| Texte fourni |
Les travailleurs frontaliers constituent en effet la moitié de la masse salariale du Grand-Duché et contribuent ainsi pour une très grande part à sa croissance économique. Pour autant, ils n’ont pas leur mot à dire sur les réglementations luxembourgeoises qui les impactent, comme celles sur la sécurité sociale, les retraites ou les questions de mobilité, puisqu’ils ne participent pas aux élections législatives du pays.

 

Les frontaliers sous-représentés à la CSL

Les travailleurs frontaliers ont toutefois une instance où ils bénéficient de représentants: la Chambre des salariés. Depuis 1993, ils ont en effet le droit de vote ainsi que le droit d’éligibilité au sein de cette institution. Or, le rôle principal de la CSL consiste justement à intervenir au sein du processus législatif en vue de défendre les intérêts des salariés: la Chambre des députés a l’obligation de saisir la CSL pour que celle-ci rédige un avis sur tous les projets de loi ou de règlement qui concerne directement ou indirectement les salariés. Et si cet avis n’est pas contraignant, son influence est certaine. En outre, la CSL a le droit d’émettre des propositions de loi.

| Tâche écrite 1 |
D'après le texte sur les travailleurs frontaliers, depuis quelle année ceux-ci peuvent-ils voter à la Chambre des salariés ?

| Données à traiter |
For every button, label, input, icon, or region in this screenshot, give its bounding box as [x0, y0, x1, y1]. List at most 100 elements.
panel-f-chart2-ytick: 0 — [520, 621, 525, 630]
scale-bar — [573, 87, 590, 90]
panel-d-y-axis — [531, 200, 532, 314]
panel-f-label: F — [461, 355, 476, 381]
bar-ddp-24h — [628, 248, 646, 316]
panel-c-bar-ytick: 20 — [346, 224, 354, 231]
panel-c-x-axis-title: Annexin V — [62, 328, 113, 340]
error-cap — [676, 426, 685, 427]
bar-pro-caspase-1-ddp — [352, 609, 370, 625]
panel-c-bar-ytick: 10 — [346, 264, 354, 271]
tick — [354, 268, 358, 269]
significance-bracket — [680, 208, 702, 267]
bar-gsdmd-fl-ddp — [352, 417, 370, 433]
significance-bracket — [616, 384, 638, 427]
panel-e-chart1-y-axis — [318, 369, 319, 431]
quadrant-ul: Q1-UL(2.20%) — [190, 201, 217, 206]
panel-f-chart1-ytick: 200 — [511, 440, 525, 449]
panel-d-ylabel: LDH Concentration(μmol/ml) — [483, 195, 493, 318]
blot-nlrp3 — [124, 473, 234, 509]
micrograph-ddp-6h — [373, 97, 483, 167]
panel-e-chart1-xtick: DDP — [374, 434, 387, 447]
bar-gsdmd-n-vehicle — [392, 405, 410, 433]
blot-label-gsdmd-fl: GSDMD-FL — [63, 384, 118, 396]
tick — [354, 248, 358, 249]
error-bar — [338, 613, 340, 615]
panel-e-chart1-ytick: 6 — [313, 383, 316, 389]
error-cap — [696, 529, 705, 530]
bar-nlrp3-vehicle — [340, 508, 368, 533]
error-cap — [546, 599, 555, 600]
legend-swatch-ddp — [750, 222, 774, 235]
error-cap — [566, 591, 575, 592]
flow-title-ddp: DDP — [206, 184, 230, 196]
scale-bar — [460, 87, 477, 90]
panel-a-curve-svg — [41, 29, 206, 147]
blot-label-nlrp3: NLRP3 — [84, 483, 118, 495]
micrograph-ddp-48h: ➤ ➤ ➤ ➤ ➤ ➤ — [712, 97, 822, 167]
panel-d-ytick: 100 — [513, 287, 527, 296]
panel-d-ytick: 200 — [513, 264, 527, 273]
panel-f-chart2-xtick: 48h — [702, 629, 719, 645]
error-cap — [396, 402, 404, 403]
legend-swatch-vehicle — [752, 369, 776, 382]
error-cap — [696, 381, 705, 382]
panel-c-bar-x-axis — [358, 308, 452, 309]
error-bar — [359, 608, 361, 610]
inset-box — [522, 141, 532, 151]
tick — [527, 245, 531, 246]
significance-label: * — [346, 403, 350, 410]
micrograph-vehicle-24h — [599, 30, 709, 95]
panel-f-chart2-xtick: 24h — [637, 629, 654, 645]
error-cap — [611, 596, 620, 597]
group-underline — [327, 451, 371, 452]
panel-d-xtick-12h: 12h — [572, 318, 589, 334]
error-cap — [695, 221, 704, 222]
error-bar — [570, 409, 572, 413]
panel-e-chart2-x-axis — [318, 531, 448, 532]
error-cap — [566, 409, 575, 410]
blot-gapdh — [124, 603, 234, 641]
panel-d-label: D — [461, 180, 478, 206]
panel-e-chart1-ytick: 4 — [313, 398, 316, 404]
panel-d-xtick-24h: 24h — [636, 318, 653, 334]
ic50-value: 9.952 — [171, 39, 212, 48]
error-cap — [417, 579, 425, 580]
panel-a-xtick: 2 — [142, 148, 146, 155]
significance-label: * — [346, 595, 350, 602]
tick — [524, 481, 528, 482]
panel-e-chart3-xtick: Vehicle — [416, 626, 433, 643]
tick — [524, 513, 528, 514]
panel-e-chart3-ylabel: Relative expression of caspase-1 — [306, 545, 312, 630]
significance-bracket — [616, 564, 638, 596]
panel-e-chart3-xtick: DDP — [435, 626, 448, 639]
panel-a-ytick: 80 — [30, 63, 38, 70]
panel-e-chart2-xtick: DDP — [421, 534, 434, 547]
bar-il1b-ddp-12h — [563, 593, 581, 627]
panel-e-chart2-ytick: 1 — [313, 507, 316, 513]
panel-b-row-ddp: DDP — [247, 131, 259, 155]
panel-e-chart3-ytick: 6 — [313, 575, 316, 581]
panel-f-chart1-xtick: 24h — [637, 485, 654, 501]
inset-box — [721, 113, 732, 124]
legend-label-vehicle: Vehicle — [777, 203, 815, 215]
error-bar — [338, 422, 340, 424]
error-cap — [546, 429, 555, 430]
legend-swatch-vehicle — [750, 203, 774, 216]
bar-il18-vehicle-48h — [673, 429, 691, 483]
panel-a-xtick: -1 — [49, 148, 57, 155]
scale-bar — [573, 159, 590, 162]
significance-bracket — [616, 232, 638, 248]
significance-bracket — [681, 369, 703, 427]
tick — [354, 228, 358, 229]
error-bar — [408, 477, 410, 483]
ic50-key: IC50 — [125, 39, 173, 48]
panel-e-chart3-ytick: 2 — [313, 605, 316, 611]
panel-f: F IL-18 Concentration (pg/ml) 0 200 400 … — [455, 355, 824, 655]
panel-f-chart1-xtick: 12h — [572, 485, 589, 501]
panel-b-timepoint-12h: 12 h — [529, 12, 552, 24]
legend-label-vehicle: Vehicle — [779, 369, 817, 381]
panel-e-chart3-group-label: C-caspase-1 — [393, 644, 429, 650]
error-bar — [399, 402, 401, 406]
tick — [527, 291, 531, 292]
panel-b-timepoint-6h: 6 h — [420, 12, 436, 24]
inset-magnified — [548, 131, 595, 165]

| Tâche écrite 2 |
Recopiez les lignes des données, du début jusqu'à la ligne qui contient « panel-c-bar-ytick: 20 — [346, 224, 354, 231] » comprise, en remplaçant « scale-bar » par « scale-line ». Ne changez rien d'autre.

| Bonne réponse 1 |
Depuis 1993.

| Bonne réponse 2 |
For every button, label, input, icon, or region in this screenshot, give its bounding box as [x0, y0, x1, y1]. List at most 100 elements.
panel-f-chart2-ytick: 0 — [520, 621, 525, 630]
scale-line — [573, 87, 590, 90]
panel-d-y-axis — [531, 200, 532, 314]
panel-f-label: F — [461, 355, 476, 381]
bar-ddp-24h — [628, 248, 646, 316]
panel-c-bar-ytick: 20 — [346, 224, 354, 231]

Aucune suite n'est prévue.